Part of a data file
= = =

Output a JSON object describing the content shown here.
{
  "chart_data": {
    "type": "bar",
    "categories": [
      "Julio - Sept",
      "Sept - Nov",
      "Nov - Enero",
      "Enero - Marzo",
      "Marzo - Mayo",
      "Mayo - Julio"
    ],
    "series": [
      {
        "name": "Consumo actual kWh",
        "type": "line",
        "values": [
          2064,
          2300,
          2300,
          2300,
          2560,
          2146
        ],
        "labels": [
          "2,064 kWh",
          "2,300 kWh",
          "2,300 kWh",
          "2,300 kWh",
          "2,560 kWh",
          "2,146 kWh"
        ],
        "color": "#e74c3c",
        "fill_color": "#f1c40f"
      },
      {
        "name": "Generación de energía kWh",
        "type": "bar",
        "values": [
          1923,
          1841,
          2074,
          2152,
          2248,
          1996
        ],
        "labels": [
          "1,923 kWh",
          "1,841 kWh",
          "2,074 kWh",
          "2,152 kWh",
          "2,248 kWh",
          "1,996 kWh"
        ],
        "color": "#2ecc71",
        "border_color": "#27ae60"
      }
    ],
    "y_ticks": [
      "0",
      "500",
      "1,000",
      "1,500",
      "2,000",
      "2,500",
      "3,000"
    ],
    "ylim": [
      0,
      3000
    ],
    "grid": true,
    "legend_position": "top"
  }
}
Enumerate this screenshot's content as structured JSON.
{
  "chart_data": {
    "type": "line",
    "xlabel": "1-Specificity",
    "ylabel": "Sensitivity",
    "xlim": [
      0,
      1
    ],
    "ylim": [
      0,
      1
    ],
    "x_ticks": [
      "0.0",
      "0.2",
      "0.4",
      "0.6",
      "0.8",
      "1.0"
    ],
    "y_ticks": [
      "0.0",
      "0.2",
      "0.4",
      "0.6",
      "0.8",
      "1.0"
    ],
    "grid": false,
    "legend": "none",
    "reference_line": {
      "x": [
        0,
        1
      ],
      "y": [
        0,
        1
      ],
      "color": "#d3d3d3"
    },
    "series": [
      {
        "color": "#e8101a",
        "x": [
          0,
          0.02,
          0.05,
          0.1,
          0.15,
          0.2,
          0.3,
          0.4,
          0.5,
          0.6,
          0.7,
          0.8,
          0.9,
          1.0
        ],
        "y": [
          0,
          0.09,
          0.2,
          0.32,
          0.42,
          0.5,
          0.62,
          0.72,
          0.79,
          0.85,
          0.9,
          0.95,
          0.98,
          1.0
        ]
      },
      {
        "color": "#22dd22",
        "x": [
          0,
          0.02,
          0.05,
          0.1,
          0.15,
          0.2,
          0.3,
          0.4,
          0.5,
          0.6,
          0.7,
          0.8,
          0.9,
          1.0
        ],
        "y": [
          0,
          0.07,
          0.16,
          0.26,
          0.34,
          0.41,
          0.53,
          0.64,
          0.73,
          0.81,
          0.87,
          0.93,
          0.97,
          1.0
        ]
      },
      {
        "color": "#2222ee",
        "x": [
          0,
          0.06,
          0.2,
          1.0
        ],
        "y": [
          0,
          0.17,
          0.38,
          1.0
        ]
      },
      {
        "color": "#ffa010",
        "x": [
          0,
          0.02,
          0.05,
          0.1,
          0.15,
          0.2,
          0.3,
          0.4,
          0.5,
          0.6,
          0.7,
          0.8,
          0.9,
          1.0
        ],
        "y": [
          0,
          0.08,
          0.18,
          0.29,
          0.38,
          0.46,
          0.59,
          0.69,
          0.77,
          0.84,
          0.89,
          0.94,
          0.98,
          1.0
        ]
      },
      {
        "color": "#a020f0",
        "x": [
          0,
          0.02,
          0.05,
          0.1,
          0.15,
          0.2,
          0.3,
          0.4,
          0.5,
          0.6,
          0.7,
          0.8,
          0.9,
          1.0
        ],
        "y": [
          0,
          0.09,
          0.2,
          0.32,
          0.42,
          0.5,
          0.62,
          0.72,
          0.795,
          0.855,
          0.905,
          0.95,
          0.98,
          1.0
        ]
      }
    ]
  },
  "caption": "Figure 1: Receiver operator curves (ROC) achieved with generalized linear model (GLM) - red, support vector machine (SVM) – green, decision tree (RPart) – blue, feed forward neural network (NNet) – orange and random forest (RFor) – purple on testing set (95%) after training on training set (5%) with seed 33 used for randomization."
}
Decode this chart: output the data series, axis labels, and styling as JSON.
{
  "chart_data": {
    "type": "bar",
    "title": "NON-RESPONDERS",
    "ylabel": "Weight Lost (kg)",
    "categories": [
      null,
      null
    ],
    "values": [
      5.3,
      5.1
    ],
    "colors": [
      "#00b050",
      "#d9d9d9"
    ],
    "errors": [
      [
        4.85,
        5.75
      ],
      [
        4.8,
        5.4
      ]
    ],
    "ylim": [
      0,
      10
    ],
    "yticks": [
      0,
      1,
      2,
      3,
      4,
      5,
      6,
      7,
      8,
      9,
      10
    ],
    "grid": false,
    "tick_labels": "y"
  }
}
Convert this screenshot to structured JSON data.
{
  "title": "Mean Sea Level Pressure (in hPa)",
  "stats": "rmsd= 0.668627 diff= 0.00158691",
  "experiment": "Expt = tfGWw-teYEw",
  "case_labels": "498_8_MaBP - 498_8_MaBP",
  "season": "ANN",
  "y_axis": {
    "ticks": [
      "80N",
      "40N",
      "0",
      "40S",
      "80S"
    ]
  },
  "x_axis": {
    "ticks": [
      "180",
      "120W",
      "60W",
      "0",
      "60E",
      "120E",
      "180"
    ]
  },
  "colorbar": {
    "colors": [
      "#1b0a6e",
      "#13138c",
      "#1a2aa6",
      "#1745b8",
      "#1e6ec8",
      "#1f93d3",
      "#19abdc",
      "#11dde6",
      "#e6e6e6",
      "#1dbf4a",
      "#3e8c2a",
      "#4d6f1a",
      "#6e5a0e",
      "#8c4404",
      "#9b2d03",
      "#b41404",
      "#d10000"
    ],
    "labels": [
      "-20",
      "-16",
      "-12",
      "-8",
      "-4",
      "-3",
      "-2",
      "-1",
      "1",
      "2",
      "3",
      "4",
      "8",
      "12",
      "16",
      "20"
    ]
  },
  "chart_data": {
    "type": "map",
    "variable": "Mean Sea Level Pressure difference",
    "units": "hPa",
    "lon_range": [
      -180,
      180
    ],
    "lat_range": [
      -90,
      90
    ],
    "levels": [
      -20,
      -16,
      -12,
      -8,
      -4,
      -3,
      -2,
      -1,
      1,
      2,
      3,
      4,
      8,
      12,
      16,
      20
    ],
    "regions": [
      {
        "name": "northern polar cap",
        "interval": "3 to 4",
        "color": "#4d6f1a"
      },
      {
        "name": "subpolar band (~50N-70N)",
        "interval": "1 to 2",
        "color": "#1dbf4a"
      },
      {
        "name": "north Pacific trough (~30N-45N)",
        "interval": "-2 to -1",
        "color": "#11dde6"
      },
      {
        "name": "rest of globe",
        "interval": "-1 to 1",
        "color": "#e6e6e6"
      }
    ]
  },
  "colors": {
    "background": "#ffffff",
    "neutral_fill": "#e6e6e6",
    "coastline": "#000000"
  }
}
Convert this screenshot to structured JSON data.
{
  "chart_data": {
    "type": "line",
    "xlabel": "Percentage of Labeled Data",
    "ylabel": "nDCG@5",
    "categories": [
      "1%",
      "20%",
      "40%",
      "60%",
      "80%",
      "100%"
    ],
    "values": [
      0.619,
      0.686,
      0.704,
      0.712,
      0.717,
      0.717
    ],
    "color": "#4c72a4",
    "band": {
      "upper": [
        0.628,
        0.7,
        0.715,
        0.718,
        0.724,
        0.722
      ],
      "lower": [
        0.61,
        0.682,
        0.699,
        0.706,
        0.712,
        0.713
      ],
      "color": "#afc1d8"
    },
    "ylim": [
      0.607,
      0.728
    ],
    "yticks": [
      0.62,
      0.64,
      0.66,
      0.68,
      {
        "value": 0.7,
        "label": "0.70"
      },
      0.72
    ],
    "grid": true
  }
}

= = =

» AIM:
Sift through the entries and copy every line with "title".

» WORKED ANSWER:
    "title": "NON-RESPONDERS",
  "title": "Mean Sea Level Pressure (in hPa)",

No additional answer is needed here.